◆ EXERCISE INPUTS
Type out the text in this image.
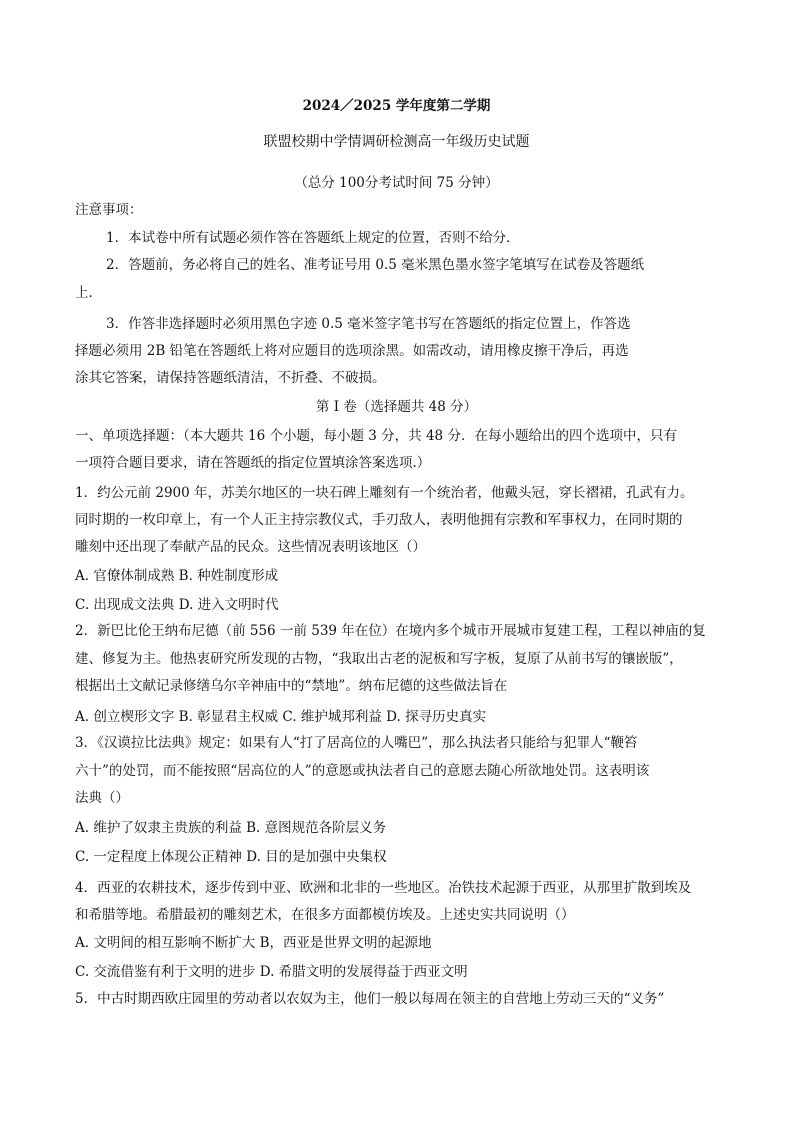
2024／2025 学年度第二学期
联盟校期中学情调研检测高一年级历史试题
（总分 100分考试时间 75 分钟）
注意事项：
1．本试卷中所有试题必须作答在答题纸上规定的位置，否则不给分．
2．答题前，务必将自己的姓名、准考证号用 0.5 毫米黑色墨水签字笔填写在试卷及答题纸
上.
3．作答非选择题时必须用黑色字迹 0.5 毫米签字笔书写在答题纸的指定位置上，作答选
择题必须用 2B 铅笔在答题纸上将对应题目的选项涂黑。如需改动，请用橡皮擦干净后，再选
涂其它答案，请保持答题纸清洁，不折叠、不破损。
第 I 卷（选择题共 48 分）
一、单项选择题：（本大题共 16 个小题，每小题 3 分，共 48 分．在每小题给出的四个选项中，只有
一项符合题目要求，请在答题纸的指定位置填涂答案选项.）
1．约公元前 2900 年，苏美尔地区的一块石碑上雕刻有一个统治者，他戴头冠，穿长褶裙，孔武有力。
同时期的一枚印章上，有一个人正主持宗教仪式，手刃敌人，表明他拥有宗教和军事权力，在同时期的
雕刻中还出现了奉献产品的民众。这些情况表明该地区（）
A. 官僚体制成熟 B. 种姓制度形成
C. 出现成文法典 D. 进入文明时代
2．新巴比伦王纳布尼德（前 556 一前 539 年在位）在境内多个城市开展城市复建工程，工程以神庙的复
建、修复为主。他热衷研究所发现的古物，“我取出古老的泥板和写字板，复原了从前书写的镶嵌版”，
根据出土文献记录修缮乌尔辛神庙中的“禁地”。纳布尼德的这些做法旨在
A. 创立楔形文字 B. 彰显君主权威 C. 维护城邦利益 D. 探寻历史真实
3．《汉谟拉比法典》规定：如果有人“打了居高位的人嘴巴”，那么执法者只能给与犯罪人“鞭笞
六十”的处罚，而不能按照“居高位的人”的意愿或执法者自己的意愿去随心所欲地处罚。这表明该
法典（）
A. 维护了奴隶主贵族的利益 B. 意图规范各阶层义务
C. 一定程度上体现公正精神 D. 目的是加强中央集权
4．西亚的农耕技术，逐步传到中亚、欧洲和北非的一些地区。冶铁技术起源于西亚，从那里扩散到埃及
和希腊等地。希腊最初的雕刻艺术，在很多方面都模仿埃及。上述史实共同说明（）
A. 文明间的相互影响不断扩大 B，西亚是世界文明的起源地
C. 交流借鉴有利于文明的进步 D. 希腊文明的发展得益于西亚文明
5．中古时期西欧庄园里的劳动者以农奴为主，他们一般以每周在领主的自营地上劳动三天的“义务”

◆ PROBLEM TO SOLVE
Output, exactly, all the records above; include no pictures.

◆ RESPONSE
Type out the text in this image.
2024／2025 学年度第二学期
联盟校期中学情调研检测高一年级历史试题
（总分 100分考试时间 75 分钟）
注意事项：
1．本试卷中所有试题必须作答在答题纸上规定的位置，否则不给分．
2．答题前，务必将自己的姓名、准考证号用 0.5 毫米黑色墨水签字笔填写在试卷及答题纸
上.
3．作答非选择题时必须用黑色字迹 0.5 毫米签字笔书写在答题纸的指定位置上，作答选
择题必须用 2B 铅笔在答题纸上将对应题目的选项涂黑。如需改动，请用橡皮擦干净后，再选
涂其它答案，请保持答题纸清洁，不折叠、不破损。
第 I 卷（选择题共 48 分）
一、单项选择题：（本大题共 16 个小题，每小题 3 分，共 48 分．在每小题给出的四个选项中，只有
一项符合题目要求，请在答题纸的指定位置填涂答案选项.）
1．约公元前 2900 年，苏美尔地区的一块石碑上雕刻有一个统治者，他戴头冠，穿长褶裙，孔武有力。
同时期的一枚印章上，有一个人正主持宗教仪式，手刃敌人，表明他拥有宗教和军事权力，在同时期的
雕刻中还出现了奉献产品的民众。这些情况表明该地区（）
A. 官僚体制成熟 B. 种姓制度形成
C. 出现成文法典 D. 进入文明时代
2．新巴比伦王纳布尼德（前 556 一前 539 年在位）在境内多个城市开展城市复建工程，工程以神庙的复
建、修复为主。他热衷研究所发现的古物，“我取出古老的泥板和写字板，复原了从前书写的镶嵌版”，
根据出土文献记录修缮乌尔辛神庙中的“禁地”。纳布尼德的这些做法旨在
A. 创立楔形文字 B. 彰显君主权威 C. 维护城邦利益 D. 探寻历史真实
3．《汉谟拉比法典》规定：如果有人“打了居高位的人嘴巴”，那么执法者只能给与犯罪人“鞭笞
六十”的处罚，而不能按照“居高位的人”的意愿或执法者自己的意愿去随心所欲地处罚。这表明该
法典（）
A. 维护了奴隶主贵族的利益 B. 意图规范各阶层义务
C. 一定程度上体现公正精神 D. 目的是加强中央集权
4．西亚的农耕技术，逐步传到中亚、欧洲和北非的一些地区。冶铁技术起源于西亚，从那里扩散到埃及
和希腊等地。希腊最初的雕刻艺术，在很多方面都模仿埃及。上述史实共同说明（）
A. 文明间的相互影响不断扩大 B，西亚是世界文明的起源地
C. 交流借鉴有利于文明的进步 D. 希腊文明的发展得益于西亚文明
5．中古时期西欧庄园里的劳动者以农奴为主，他们一般以每周在领主的自营地上劳动三天的“义务”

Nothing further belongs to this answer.